__Short task__:
Output the lines of the material exactly as they are, from the line containing "notice-list-item: ‧清洗後請放置在乾燥處晾乾以防止生鏽。 bbox=[114, 710, 839, 759]" up to and including the line containing "367, 839, 1004]".

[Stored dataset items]
--------

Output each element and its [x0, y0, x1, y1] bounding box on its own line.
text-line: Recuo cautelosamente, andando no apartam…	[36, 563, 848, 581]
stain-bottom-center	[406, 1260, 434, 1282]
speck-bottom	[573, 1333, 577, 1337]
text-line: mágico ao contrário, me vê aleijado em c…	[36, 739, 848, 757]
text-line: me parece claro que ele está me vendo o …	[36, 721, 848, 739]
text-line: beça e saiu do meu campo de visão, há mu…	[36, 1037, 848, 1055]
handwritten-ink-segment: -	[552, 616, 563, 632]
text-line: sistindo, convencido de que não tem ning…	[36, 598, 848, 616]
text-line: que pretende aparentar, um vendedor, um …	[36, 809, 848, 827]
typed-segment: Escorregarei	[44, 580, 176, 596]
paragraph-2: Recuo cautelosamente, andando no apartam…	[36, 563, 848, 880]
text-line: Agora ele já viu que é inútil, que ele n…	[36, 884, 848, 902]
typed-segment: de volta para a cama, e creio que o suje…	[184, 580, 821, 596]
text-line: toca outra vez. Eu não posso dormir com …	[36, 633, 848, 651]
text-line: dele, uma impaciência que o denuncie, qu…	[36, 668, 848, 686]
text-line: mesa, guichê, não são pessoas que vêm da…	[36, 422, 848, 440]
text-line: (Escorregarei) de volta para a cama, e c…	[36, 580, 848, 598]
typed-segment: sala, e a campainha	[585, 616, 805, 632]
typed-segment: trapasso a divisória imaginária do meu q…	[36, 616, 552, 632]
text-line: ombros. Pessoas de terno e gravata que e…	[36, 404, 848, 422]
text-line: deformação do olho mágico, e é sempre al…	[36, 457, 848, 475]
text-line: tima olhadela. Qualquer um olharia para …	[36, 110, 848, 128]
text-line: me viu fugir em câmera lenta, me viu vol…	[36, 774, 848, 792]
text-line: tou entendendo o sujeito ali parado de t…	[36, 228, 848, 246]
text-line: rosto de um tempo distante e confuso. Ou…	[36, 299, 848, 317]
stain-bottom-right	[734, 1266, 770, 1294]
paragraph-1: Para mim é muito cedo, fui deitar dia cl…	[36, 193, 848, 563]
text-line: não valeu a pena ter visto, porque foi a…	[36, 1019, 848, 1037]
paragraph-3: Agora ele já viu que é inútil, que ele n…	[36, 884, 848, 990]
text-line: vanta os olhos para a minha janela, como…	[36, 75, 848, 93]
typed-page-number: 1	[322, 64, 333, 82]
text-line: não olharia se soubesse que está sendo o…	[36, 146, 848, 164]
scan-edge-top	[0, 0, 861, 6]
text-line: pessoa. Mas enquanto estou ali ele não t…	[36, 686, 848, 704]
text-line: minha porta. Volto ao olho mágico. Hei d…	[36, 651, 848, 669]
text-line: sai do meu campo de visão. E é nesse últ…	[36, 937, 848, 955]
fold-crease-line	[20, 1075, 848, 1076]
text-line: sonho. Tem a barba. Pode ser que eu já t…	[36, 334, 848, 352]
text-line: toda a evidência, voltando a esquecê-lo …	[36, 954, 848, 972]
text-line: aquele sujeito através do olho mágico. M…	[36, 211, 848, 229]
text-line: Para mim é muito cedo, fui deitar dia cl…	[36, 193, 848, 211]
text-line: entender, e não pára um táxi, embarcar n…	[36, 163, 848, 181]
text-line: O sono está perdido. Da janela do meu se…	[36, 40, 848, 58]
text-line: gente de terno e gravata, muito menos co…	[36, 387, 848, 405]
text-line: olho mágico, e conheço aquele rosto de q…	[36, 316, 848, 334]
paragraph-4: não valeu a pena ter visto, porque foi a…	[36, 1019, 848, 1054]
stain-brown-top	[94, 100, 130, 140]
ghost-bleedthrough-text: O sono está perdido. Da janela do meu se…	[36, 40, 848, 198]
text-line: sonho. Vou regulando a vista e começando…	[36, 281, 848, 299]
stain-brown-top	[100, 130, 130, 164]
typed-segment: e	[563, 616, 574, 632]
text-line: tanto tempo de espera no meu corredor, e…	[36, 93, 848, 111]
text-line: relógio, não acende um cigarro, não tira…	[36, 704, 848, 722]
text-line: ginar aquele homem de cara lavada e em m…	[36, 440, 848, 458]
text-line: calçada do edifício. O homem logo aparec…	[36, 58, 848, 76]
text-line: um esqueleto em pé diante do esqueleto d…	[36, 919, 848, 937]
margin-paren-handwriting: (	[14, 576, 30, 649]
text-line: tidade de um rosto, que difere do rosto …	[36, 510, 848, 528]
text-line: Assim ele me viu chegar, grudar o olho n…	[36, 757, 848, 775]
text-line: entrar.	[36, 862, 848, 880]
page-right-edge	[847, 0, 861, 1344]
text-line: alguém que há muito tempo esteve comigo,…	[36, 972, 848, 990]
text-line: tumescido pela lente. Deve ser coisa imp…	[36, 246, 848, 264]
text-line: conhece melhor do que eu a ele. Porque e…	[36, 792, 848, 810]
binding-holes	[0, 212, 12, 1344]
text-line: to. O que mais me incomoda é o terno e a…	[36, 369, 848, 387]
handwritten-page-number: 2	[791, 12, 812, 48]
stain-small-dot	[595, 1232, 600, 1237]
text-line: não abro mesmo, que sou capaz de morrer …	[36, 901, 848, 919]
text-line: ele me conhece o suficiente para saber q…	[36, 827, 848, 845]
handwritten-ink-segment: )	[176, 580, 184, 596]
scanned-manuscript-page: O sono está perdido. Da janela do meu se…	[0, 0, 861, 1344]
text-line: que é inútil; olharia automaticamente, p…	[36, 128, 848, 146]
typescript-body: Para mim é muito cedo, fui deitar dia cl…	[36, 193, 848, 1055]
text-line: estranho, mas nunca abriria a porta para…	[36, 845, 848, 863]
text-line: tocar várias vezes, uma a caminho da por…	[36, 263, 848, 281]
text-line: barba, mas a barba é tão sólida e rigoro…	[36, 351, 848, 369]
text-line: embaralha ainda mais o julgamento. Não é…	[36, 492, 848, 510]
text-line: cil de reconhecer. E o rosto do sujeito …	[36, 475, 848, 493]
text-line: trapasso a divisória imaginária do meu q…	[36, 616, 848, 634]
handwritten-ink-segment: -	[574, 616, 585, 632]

--------

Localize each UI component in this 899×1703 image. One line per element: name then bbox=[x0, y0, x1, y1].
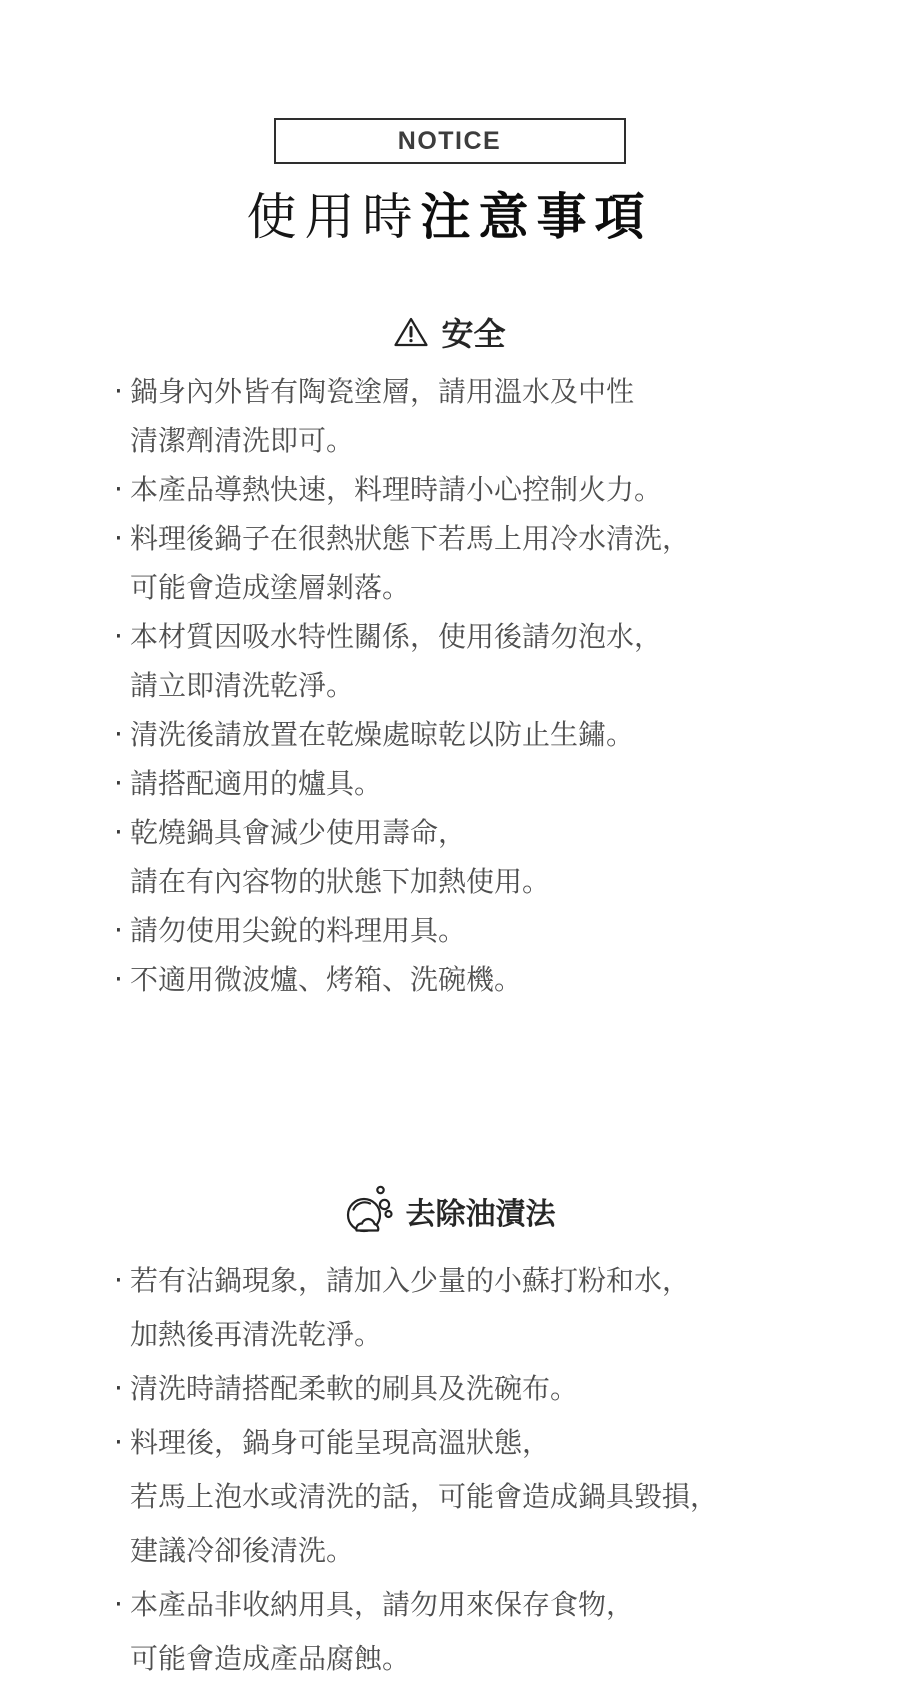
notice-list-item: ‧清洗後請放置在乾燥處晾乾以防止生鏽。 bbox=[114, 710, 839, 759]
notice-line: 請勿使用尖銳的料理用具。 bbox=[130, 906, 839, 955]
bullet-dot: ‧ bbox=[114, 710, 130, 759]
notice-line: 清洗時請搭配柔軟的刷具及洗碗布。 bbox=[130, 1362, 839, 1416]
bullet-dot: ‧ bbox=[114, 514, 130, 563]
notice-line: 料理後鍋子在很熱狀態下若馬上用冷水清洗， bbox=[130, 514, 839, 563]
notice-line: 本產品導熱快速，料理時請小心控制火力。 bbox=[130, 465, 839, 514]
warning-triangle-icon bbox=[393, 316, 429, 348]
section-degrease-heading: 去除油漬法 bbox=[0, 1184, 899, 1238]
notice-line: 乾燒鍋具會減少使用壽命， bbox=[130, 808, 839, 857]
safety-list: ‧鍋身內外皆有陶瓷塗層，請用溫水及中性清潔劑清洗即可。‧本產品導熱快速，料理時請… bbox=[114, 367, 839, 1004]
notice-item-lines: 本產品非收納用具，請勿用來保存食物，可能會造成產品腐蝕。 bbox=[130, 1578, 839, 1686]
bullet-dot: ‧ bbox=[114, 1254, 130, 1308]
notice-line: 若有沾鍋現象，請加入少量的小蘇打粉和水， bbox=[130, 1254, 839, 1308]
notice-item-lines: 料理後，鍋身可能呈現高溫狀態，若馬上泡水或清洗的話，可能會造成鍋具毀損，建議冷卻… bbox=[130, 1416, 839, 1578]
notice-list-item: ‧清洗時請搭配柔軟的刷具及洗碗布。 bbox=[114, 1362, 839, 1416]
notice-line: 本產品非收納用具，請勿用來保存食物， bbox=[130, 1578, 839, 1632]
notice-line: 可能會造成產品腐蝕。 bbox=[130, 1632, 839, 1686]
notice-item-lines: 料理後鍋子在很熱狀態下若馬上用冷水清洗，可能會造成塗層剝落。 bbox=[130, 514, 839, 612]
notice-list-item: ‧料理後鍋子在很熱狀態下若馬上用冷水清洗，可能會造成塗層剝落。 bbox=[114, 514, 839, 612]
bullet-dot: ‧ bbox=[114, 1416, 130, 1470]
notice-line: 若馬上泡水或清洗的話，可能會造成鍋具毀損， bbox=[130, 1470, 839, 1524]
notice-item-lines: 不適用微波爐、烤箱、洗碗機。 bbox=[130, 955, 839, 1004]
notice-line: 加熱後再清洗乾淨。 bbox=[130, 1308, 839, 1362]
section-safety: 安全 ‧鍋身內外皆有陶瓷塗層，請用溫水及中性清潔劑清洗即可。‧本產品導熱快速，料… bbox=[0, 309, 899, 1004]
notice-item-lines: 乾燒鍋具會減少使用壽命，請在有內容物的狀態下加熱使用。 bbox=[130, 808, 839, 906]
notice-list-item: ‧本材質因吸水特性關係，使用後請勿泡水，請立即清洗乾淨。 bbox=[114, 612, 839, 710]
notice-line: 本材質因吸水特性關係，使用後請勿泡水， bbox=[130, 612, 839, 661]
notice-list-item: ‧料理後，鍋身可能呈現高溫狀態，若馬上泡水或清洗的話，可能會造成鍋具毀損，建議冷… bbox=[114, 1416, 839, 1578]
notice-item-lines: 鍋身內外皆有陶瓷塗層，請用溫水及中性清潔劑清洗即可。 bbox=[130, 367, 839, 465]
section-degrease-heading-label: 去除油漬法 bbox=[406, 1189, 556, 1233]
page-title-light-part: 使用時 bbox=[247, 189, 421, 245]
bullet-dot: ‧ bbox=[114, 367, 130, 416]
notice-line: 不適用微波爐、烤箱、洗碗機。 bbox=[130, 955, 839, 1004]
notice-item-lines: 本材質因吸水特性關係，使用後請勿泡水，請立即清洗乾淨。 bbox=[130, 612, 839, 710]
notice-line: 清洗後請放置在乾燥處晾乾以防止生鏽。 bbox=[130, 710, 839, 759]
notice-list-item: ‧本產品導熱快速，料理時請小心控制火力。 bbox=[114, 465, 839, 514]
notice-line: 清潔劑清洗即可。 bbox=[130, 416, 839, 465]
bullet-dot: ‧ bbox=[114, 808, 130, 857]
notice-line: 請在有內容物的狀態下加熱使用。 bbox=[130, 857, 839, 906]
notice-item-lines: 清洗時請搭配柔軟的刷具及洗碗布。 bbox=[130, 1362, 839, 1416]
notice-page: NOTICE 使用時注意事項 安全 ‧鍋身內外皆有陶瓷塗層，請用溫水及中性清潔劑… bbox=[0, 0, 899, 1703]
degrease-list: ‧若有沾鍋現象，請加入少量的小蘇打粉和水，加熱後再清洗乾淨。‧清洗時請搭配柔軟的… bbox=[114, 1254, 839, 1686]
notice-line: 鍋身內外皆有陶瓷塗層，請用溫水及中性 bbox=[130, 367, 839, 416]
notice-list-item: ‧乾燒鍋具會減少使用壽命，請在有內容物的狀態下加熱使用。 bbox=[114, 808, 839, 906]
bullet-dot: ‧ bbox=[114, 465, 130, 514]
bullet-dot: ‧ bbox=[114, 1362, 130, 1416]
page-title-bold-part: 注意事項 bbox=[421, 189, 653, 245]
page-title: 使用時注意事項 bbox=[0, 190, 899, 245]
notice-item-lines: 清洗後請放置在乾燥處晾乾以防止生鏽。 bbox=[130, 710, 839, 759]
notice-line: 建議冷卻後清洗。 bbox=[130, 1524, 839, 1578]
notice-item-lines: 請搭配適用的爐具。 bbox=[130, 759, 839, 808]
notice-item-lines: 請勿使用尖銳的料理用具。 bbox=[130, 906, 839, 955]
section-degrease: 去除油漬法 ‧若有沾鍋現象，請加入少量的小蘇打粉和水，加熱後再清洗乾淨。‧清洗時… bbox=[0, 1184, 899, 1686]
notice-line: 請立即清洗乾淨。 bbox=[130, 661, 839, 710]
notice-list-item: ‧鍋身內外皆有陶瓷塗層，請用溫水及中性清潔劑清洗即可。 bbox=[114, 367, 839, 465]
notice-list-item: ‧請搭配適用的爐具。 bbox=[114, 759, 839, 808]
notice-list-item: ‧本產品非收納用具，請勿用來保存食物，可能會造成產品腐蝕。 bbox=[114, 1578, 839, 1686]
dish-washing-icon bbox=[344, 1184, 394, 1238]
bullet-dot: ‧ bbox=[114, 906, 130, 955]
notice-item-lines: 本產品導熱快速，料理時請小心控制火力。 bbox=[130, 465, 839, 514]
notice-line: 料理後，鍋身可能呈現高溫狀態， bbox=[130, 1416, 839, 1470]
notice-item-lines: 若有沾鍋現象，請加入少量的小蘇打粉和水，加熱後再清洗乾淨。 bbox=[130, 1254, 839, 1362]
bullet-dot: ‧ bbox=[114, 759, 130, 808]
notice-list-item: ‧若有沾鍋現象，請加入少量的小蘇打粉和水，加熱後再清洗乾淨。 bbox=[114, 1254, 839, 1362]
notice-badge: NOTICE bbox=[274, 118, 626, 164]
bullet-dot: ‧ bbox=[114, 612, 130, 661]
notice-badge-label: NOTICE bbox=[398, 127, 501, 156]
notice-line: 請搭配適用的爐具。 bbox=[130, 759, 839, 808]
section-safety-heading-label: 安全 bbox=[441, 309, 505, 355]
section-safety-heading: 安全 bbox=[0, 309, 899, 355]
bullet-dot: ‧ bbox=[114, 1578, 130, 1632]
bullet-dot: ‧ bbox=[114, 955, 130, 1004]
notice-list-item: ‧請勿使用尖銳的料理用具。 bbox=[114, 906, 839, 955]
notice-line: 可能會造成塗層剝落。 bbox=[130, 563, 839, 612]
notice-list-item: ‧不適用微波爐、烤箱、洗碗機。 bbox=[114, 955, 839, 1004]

--------

__Response to this task__:
notice-list-item: ‧清洗後請放置在乾燥處晾乾以防止生鏽。 bbox=[114, 710, 839, 759]
notice-line: 請勿使用尖銳的料理用具。 bbox=[130, 906, 839, 955]
bullet-dot: ‧ bbox=[114, 710, 130, 759]
notice-line: 清洗時請搭配柔軟的刷具及洗碗布。 bbox=[130, 1362, 839, 1416]
bullet-dot: ‧ bbox=[114, 514, 130, 563]
notice-line: 料理後鍋子在很熱狀態下若馬上用冷水清洗， bbox=[130, 514, 839, 563]
notice-line: 本產品導熱快速，料理時請小心控制火力。 bbox=[130, 465, 839, 514]
warning-triangle-icon bbox=[393, 316, 429, 348]
section-degrease-heading: 去除油漬法 bbox=[0, 1184, 899, 1238]
notice-line: 乾燒鍋具會減少使用壽命， bbox=[130, 808, 839, 857]
safety-list: ‧鍋身內外皆有陶瓷塗層，請用溫水及中性清潔劑清洗即可。‧本產品導熱快速，料理時請… bbox=[114, 367, 839, 1004]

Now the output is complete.